Only the number is needed: how many lines contain the word "JSON"?

++++ Dataset rows

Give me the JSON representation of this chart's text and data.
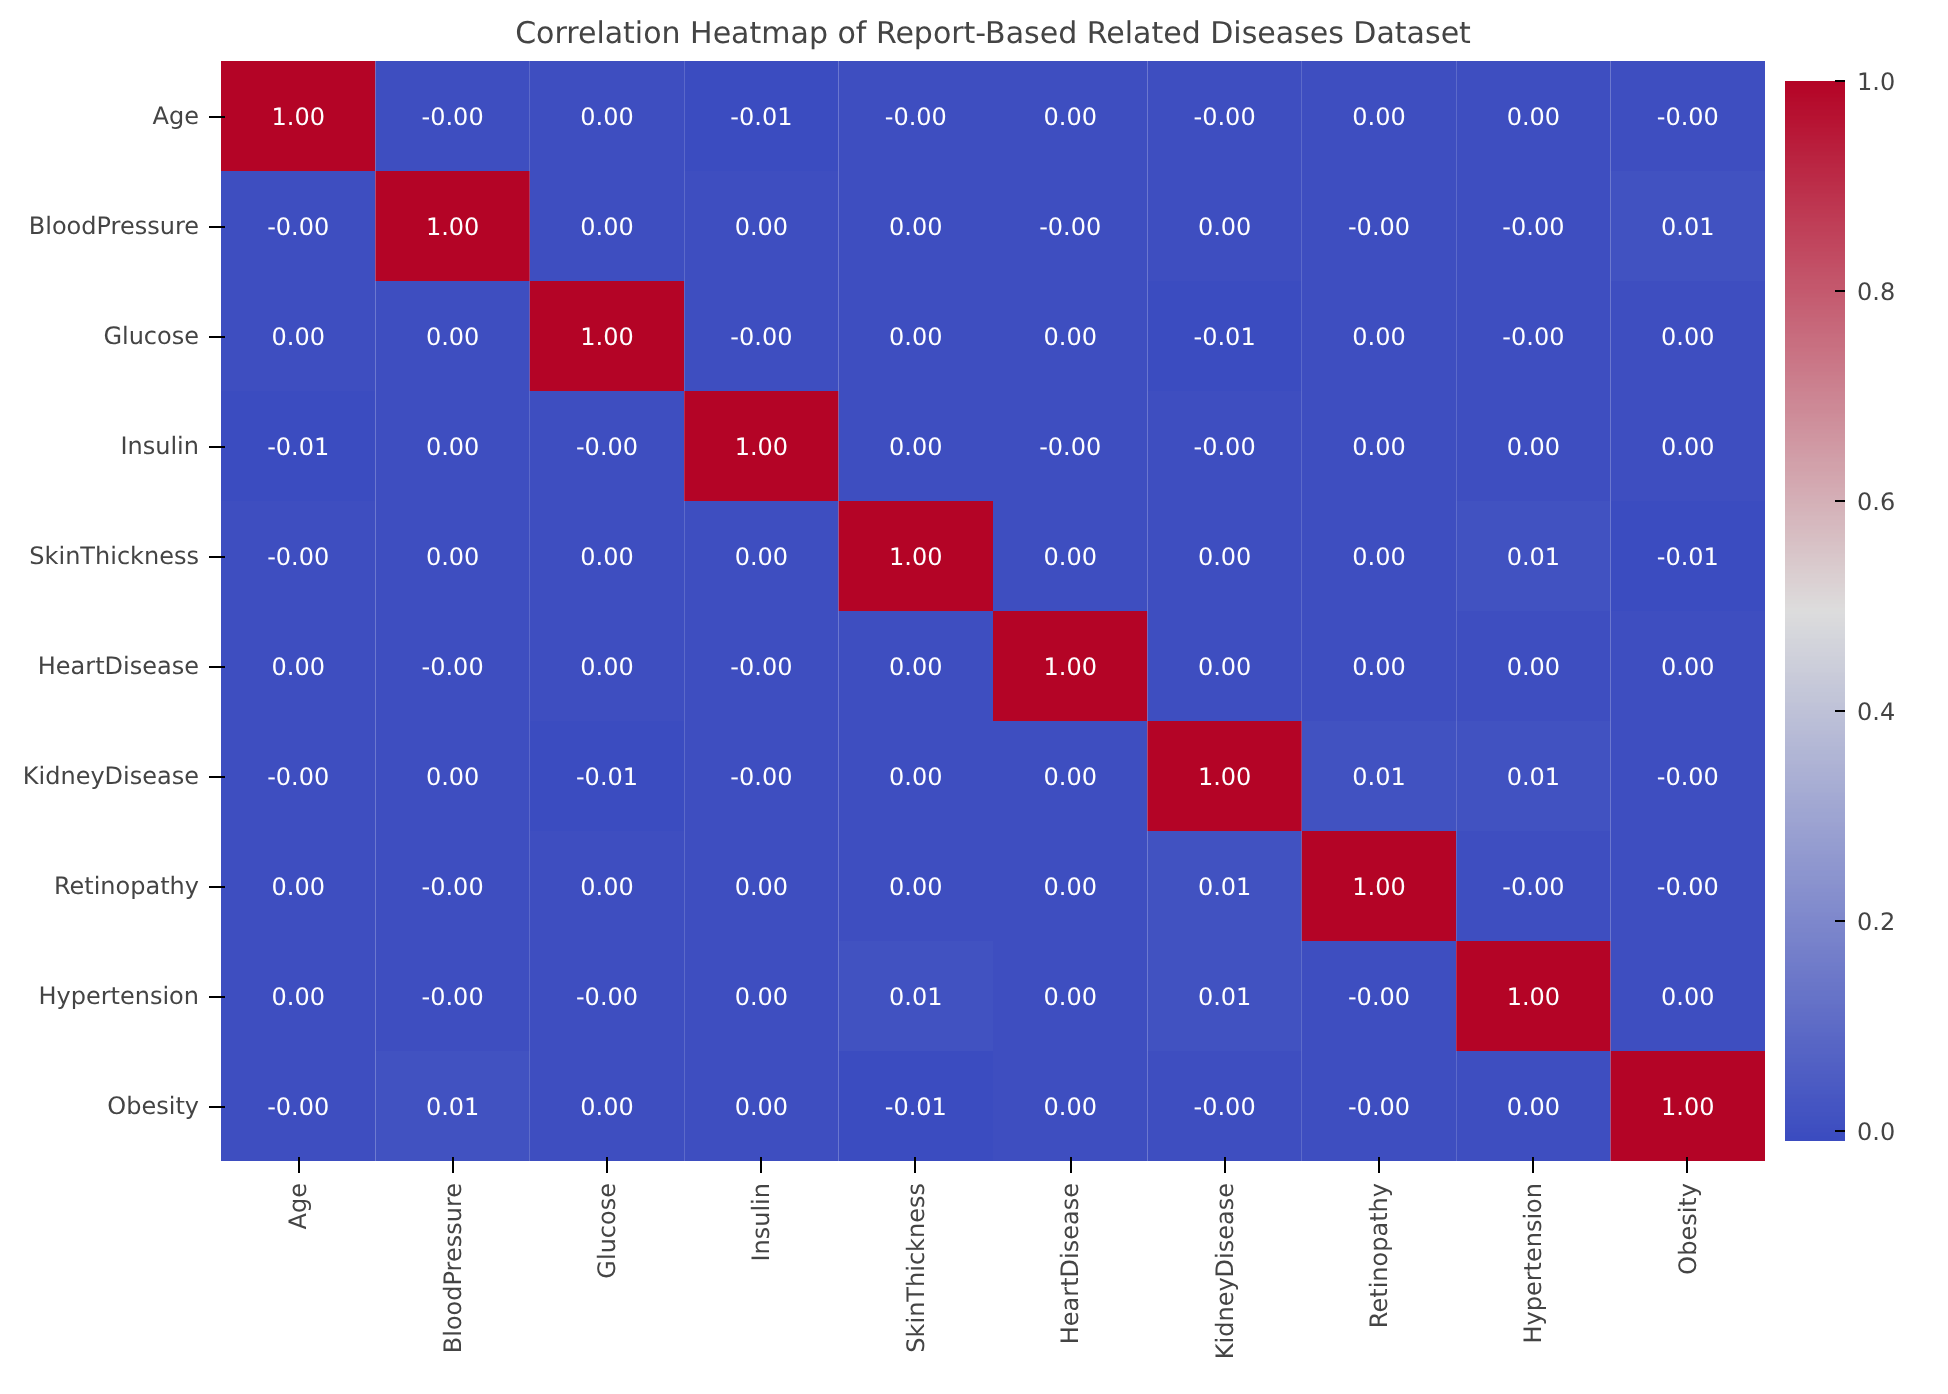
{
  "chart_data": {
    "type": "heatmap",
    "title": "Correlation Heatmap of Report-Based Related Diseases Dataset",
    "categories": [
      "Age",
      "BloodPressure",
      "Glucose",
      "Insulin",
      "SkinThickness",
      "HeartDisease",
      "KidneyDisease",
      "Retinopathy",
      "Hypertension",
      "Obesity"
    ],
    "y_categories": [
      "Age",
      "BloodPressure",
      "Glucose",
      "Insulin",
      "SkinThickness",
      "HeartDisease",
      "KidneyDisease",
      "Retinopathy",
      "Hypertension",
      "Obesity"
    ],
    "cells": [
      [
        1.0,
        0,
        0,
        -0.01,
        0,
        0,
        0,
        0,
        0,
        0
      ],
      [
        0,
        1.0,
        0,
        0,
        0,
        0,
        0,
        0,
        0,
        0.01
      ],
      [
        0,
        0,
        1.0,
        0,
        0,
        0,
        -0.01,
        0,
        0,
        0
      ],
      [
        -0.01,
        0,
        0,
        1.0,
        0,
        0,
        0,
        0,
        0,
        0
      ],
      [
        0,
        0,
        0,
        0,
        1.0,
        0,
        0,
        0,
        0.01,
        -0.01
      ],
      [
        0,
        0,
        0,
        0,
        0,
        1.0,
        0,
        0,
        0,
        0
      ],
      [
        0,
        0,
        -0.01,
        0,
        0,
        0,
        1.0,
        0.01,
        0.01,
        0
      ],
      [
        0,
        0,
        0,
        0,
        0,
        0,
        0.01,
        1.0,
        0,
        0
      ],
      [
        0,
        0,
        0,
        0,
        0.01,
        0,
        0.01,
        0,
        1.0,
        0
      ],
      [
        0,
        0.01,
        0,
        0,
        -0.01,
        0,
        0,
        0,
        0,
        1.0
      ]
    ],
    "cell_labels": [
      [
        "1.00",
        "-0.00",
        "0.00",
        "-0.01",
        "-0.00",
        "0.00",
        "-0.00",
        "0.00",
        "0.00",
        "-0.00"
      ],
      [
        "-0.00",
        "1.00",
        "0.00",
        "0.00",
        "0.00",
        "-0.00",
        "0.00",
        "-0.00",
        "-0.00",
        "0.01"
      ],
      [
        "0.00",
        "0.00",
        "1.00",
        "-0.00",
        "0.00",
        "0.00",
        "-0.01",
        "0.00",
        "-0.00",
        "0.00"
      ],
      [
        "-0.01",
        "0.00",
        "-0.00",
        "1.00",
        "0.00",
        "-0.00",
        "-0.00",
        "0.00",
        "0.00",
        "0.00"
      ],
      [
        "-0.00",
        "0.00",
        "0.00",
        "0.00",
        "1.00",
        "0.00",
        "0.00",
        "0.00",
        "0.01",
        "-0.01"
      ],
      [
        "0.00",
        "-0.00",
        "0.00",
        "-0.00",
        "0.00",
        "1.00",
        "0.00",
        "0.00",
        "0.00",
        "0.00"
      ],
      [
        "-0.00",
        "0.00",
        "-0.01",
        "-0.00",
        "0.00",
        "0.00",
        "1.00",
        "0.01",
        "0.01",
        "-0.00"
      ],
      [
        "0.00",
        "-0.00",
        "0.00",
        "0.00",
        "0.00",
        "0.00",
        "0.01",
        "1.00",
        "-0.00",
        "-0.00"
      ],
      [
        "0.00",
        "-0.00",
        "-0.00",
        "0.00",
        "0.01",
        "0.00",
        "0.01",
        "-0.00",
        "1.00",
        "0.00"
      ],
      [
        "-0.00",
        "0.01",
        "0.00",
        "0.00",
        "-0.01",
        "0.00",
        "-0.00",
        "-0.00",
        "0.00",
        "1.00"
      ]
    ],
    "clim": [
      -0.01,
      1.0
    ],
    "cticks": [
      {
        "value": 0,
        "label": "0.0"
      },
      {
        "value": 0.2,
        "label": "0.2"
      },
      {
        "value": 0.4,
        "label": "0.4"
      },
      {
        "value": 0.6,
        "label": "0.6"
      },
      {
        "value": 0.8,
        "label": "0.8"
      },
      {
        "value": 1.0,
        "label": "1.0"
      }
    ]
  }
}
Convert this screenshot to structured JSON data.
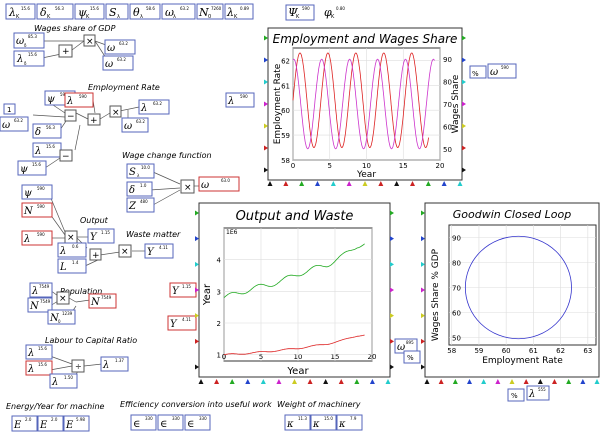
{
  "section_labels": {
    "wages_share": "Wages share of GDP",
    "employment": "Employment Rate",
    "wage_change": "Wage change function",
    "output": "Output",
    "waste": "Waste matter",
    "population": "Population",
    "labour_capital": "Labour to Capital Ratio",
    "energy": "Energy/Year for machine",
    "efficiency": "Efficiency conversion into useful work",
    "weight": "Weight of machinery"
  },
  "top_vars": [
    {
      "sym": "λ",
      "sub": "K",
      "val": "15.6"
    },
    {
      "sym": "δ",
      "sub": "K",
      "val": "56.3"
    },
    {
      "sym": "ψ",
      "sub": "K",
      "val": "15.6"
    },
    {
      "sym": "S",
      "sub": "λ",
      "val": ""
    },
    {
      "sym": "θ",
      "sub": "λ",
      "val": "58.6"
    },
    {
      "sym": "ω",
      "sub": "λ",
      "val": "63.2"
    },
    {
      "sym": "N",
      "sub": "0",
      "val": "7260"
    },
    {
      "sym": "λ",
      "sub": "K",
      "val": "0.89"
    }
  ],
  "extra_vars": [
    {
      "sym": "Ψ",
      "sub": "K",
      "val": "590"
    },
    {
      "sym": "φ",
      "sub": "K",
      "val": "0.80"
    }
  ],
  "symbols": {
    "omega": "ω",
    "lambda": "λ",
    "delta": "δ",
    "psi": "ψ",
    "upsilon": "Y",
    "N": "N",
    "Z": "Z",
    "Lm": "L",
    "S": "S",
    "plus": "+",
    "minus": "−",
    "times": "×",
    "div": "÷",
    "one": "1",
    "pct": "%",
    "E": "E",
    "eps": "∈",
    "kE": "κ"
  },
  "node_values": {
    "omega_delta": "85.3",
    "lambda_delta": "15.6",
    "omega_out": "63.2",
    "omega_g": "63.2",
    "psi_k": "590",
    "lambda_k": "590",
    "lambda_out": "63.2",
    "omega_t": "63.2",
    "delta_k": "56.3",
    "lambda_k2": "15.6",
    "psi_k2": "15.6",
    "s_lambda": "10.0",
    "phi": "1.0",
    "z": "480",
    "omega_wage": "63.0",
    "psi_out": "590",
    "n_out": "590",
    "lambda_out2": "590",
    "y_out": "1.15",
    "lambda_w": "0.6",
    "psi_w": "0.6",
    "l_w": "1.4",
    "y_w": "4.11",
    "n_pop": "7549",
    "n_pop2": "7549",
    "n_zero": "1239",
    "n_pop3": "7549",
    "lambda_kap": "15.6",
    "lambda_kap2": "15.6",
    "lambda_kap_o": "1.50",
    "lambda_kap_out": "1.37",
    "e_e": "2.0",
    "e_m": "2.0",
    "e_f": "5.98",
    "eff_e": "330",
    "eff_m": "330",
    "eff_f": "330",
    "k_e": "11.3",
    "k_m": "15.0",
    "k_f": "7.9",
    "omega_side": "590",
    "omega_side2": "590",
    "y_side": "1.15",
    "y_side2": "4.11",
    "omega_gw": "895",
    "pct_side": "555"
  },
  "charts": {
    "employment": {
      "title": "Employment and Wages Share",
      "xlabel": "Year",
      "ylabel_left": "Employment Rate",
      "ylabel_right": "Wages Share",
      "x_ticks": [
        "0",
        "5",
        "10",
        "15",
        "20"
      ],
      "y_left_ticks": [
        "58",
        "59",
        "60",
        "61",
        "62"
      ],
      "y_right_ticks": [
        "50",
        "60",
        "70",
        "80",
        "90"
      ]
    },
    "output": {
      "title": "Output and Waste",
      "xlabel": "Year",
      "ylabel": "Year",
      "multiplier": "1E6",
      "x_ticks": [
        "0",
        "5",
        "10",
        "15",
        "20"
      ],
      "y_ticks": [
        "1",
        "2",
        "3",
        "4"
      ]
    },
    "goodwin": {
      "title": "Goodwin Closed Loop",
      "xlabel": "Employment Rate",
      "ylabel": "Wages Share % GDP",
      "x_ticks": [
        "58",
        "59",
        "60",
        "61",
        "62",
        "63"
      ],
      "y_ticks": [
        "50",
        "60",
        "70",
        "80",
        "90"
      ]
    }
  },
  "chart_data": [
    {
      "type": "line",
      "title": "Employment and Wages Share",
      "xlabel": "Year",
      "ylabel": "Employment Rate",
      "xlim": [
        0,
        20
      ],
      "ylim": [
        58,
        62.5
      ],
      "y2label": "Wages Share",
      "y2lim": [
        45,
        95
      ],
      "series": [
        {
          "name": "",
          "axis": "left",
          "color": "#dd2222",
          "period": 3.8,
          "phase": 0,
          "center": 60.4,
          "amplitude": 1.9,
          "x_end": 18.5
        },
        {
          "name": "",
          "axis": "right",
          "color": "#cc33cc",
          "period": 3.8,
          "phase": 1.4,
          "center": 70,
          "amplitude": 20,
          "x_end": 19.3
        }
      ]
    },
    {
      "type": "line",
      "title": "Output and Waste",
      "xlabel": "Year",
      "ylabel": "Year",
      "xlim": [
        0,
        20
      ],
      "ylim": [
        0.8,
        5
      ],
      "series": [
        {
          "name": "",
          "color": "#22aa22",
          "x": [
            0,
            2,
            4,
            6,
            8,
            10,
            12,
            14,
            16,
            18,
            19
          ],
          "y": [
            2.8,
            2.95,
            3.1,
            3.2,
            3.35,
            3.55,
            3.7,
            3.85,
            4.1,
            4.45,
            4.5
          ]
        },
        {
          "name": "",
          "color": "#dd2222",
          "x": [
            0,
            2,
            4,
            6,
            8,
            10,
            12,
            14,
            16,
            18,
            19
          ],
          "y": [
            1.0,
            1.02,
            1.06,
            1.1,
            1.15,
            1.2,
            1.27,
            1.34,
            1.45,
            1.6,
            1.62
          ]
        }
      ]
    },
    {
      "type": "line",
      "title": "Goodwin Closed Loop",
      "xlabel": "Employment Rate",
      "ylabel": "Wages Share % GDP",
      "xlim": [
        57.9,
        63.3
      ],
      "ylim": [
        47,
        95
      ],
      "series": [
        {
          "name": "",
          "color": "#3333cc",
          "shape": "ellipse",
          "cx": 60.45,
          "cy": 70,
          "rx": 1.95,
          "ry": 20.5
        }
      ]
    }
  ]
}
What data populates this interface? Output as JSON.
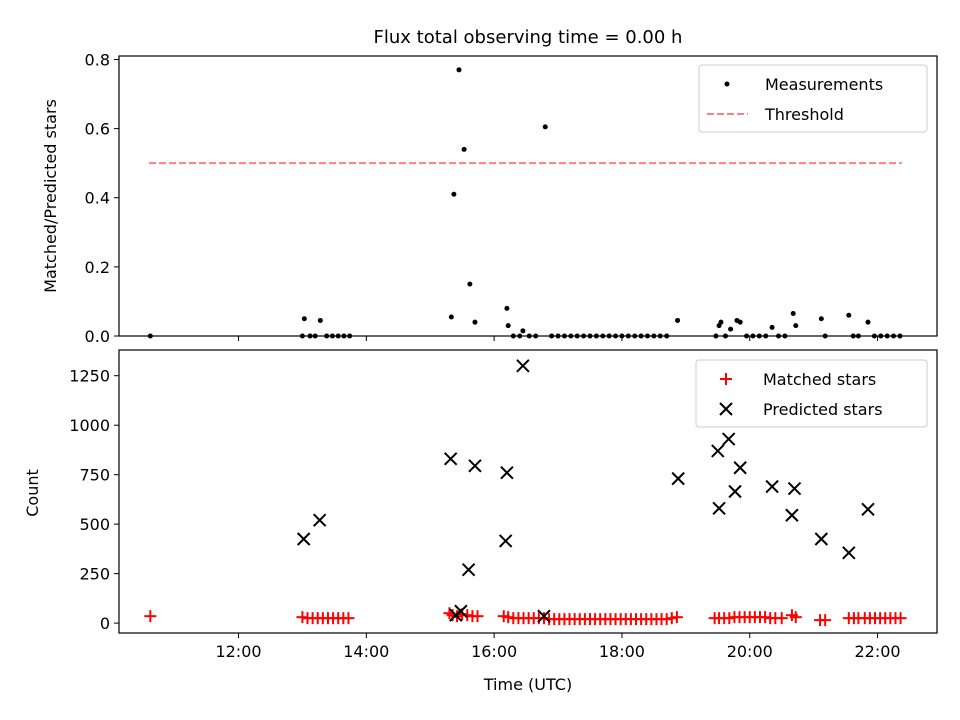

++++++++

▸ **Task answer**
3